> **Records**
····················
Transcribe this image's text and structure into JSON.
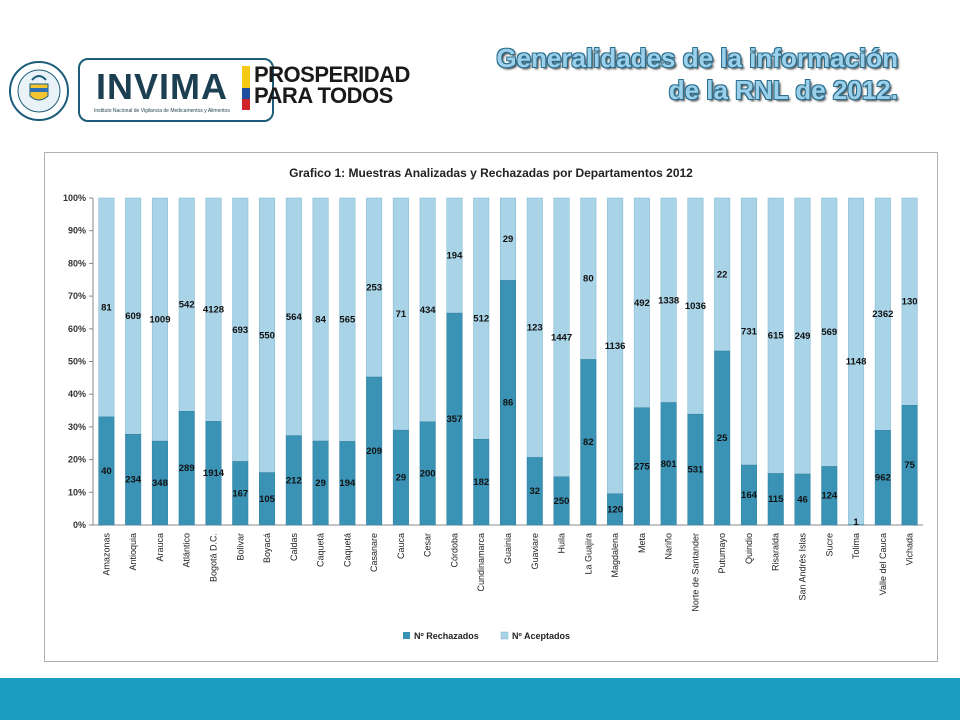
{
  "header": {
    "title_line1": "Generalidades de la información",
    "title_line2": "de la RNL de 2012."
  },
  "logos": {
    "seal_text_top": "REPÚBLICA",
    "seal_text_bottom": "DE COLOMBIA",
    "invima": "INVIMA",
    "invima_sub": "Instituto Nacional de Vigilancia de Medicamentos y Alimentos",
    "prosperidad_line1": "PROSPERIDAD",
    "prosperidad_line2": "PARA TODOS"
  },
  "colors": {
    "rechazados": "#3a93b5",
    "aceptados": "#a9d3e6",
    "bottom_bar": "#1b9cc1",
    "title_fill": "#9cd0ea"
  },
  "chart_data": {
    "type": "bar",
    "stacked": "100%",
    "title": "Grafico 1: Muestras Analizadas y Rechazadas por Departamentos 2012",
    "ylim": [
      0,
      100
    ],
    "yticks": [
      "0%",
      "10%",
      "20%",
      "30%",
      "40%",
      "50%",
      "60%",
      "70%",
      "80%",
      "90%",
      "100%"
    ],
    "legend_position": "bottom",
    "grid": false,
    "categories": [
      "Amazonas",
      "Antioquia",
      "Arauca",
      "Atlántico",
      "Bogotá D.C.",
      "Bolivar",
      "Boyacá",
      "Caldas",
      "Caquetá",
      "Caquetá",
      "Casanare",
      "Cauca",
      "Cesar",
      "Córdoba",
      "Cundinamarca",
      "Guainia",
      "Guaviare",
      "Huila",
      "La Guajira",
      "Magdalena",
      "Meta",
      "Nariño",
      "Norte de Santander",
      "Putumayo",
      "Quindio",
      "Risaralda",
      "San Andrés Islas",
      "Sucre",
      "Tolima",
      "Valle del Cauca",
      "Vichada"
    ],
    "series": [
      {
        "name": "Nº Rechazados",
        "values": [
          40,
          234,
          348,
          289,
          1914,
          167,
          105,
          212,
          29,
          194,
          209,
          29,
          200,
          357,
          182,
          86,
          32,
          250,
          82,
          120,
          275,
          801,
          531,
          25,
          164,
          115,
          46,
          124,
          1,
          962,
          75
        ]
      },
      {
        "name": "Nº Aceptados",
        "values": [
          81,
          609,
          1009,
          542,
          4128,
          693,
          550,
          564,
          84,
          565,
          253,
          71,
          434,
          194,
          512,
          29,
          123,
          1447,
          80,
          1136,
          492,
          1338,
          1036,
          22,
          731,
          615,
          249,
          569,
          1148,
          2362,
          130
        ]
      }
    ]
  }
}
····················
> **Instructions to follow**
Ignore the images and quote every line of the listing exactly.

> **Written answer**
Transcribe this image's text and structure into JSON.
{
  "header": {
    "title_line1": "Generalidades de la información",
    "title_line2": "de la RNL de 2012."
  },
  "logos": {
    "seal_text_top": "REPÚBLICA",
    "seal_text_bottom": "DE COLOMBIA",
    "invima": "INVIMA",
    "invima_sub": "Instituto Nacional de Vigilancia de Medicamentos y Alimentos",
    "prosperidad_line1": "PROSPERIDAD",
    "prosperidad_line2": "PARA TODOS"
  },
  "colors": {
    "rechazados": "#3a93b5",
    "aceptados": "#a9d3e6",
    "bottom_bar": "#1b9cc1",
    "title_fill": "#9cd0ea"
  },
  "chart_data": {
    "type": "bar",
    "stacked": "100%",
    "title": "Grafico 1: Muestras Analizadas y Rechazadas por Departamentos 2012",
    "ylim": [
      0,
      100
    ],
    "yticks": [
      "0%",
      "10%",
      "20%",
      "30%",
      "40%",
      "50%",
      "60%",
      "70%",
      "80%",
      "90%",
      "100%"
    ],
    "legend_position": "bottom",
    "grid": false,
    "categories": [
      "Amazonas",
      "Antioquia",
      "Arauca",
      "Atlántico",
      "Bogotá D.C.",
      "Bolivar",
      "Boyacá",
      "Caldas",
      "Caquetá",
      "Caquetá",
      "Casanare",
      "Cauca",
      "Cesar",
      "Córdoba",
      "Cundinamarca",
      "Guainia",
      "Guaviare",
      "Huila",
      "La Guajira",
      "Magdalena",
      "Meta",
      "Nariño",
      "Norte de Santander",
      "Putumayo",
      "Quindio",
      "Risaralda",
      "San Andrés Islas",
      "Sucre",
      "Tolima",
      "Valle del Cauca",
      "Vichada"
    ],
    "series": [
      {
        "name": "Nº Rechazados",
        "values": [
          40,
          234,
          348,
          289,
          1914,
          167,
          105,
          212,
          29,
          194,
          209,
          29,
          200,
          357,
          182,
          86,
          32,
          250,
          82,
          120,
          275,
          801,
          531,
          25,
          164,
          115,
          46,
          124,
          1,
          962,
          75
        ]
      },
      {
        "name": "Nº Aceptados",
        "values": [
          81,
          609,
          1009,
          542,
          4128,
          693,
          550,
          564,
          84,
          565,
          253,
          71,
          434,
          194,
          512,
          29,
          123,
          1447,
          80,
          1136,
          492,
          1338,
          1036,
          22,
          731,
          615,
          249,
          569,
          1148,
          2362,
          130
        ]
      }
    ]
  }
}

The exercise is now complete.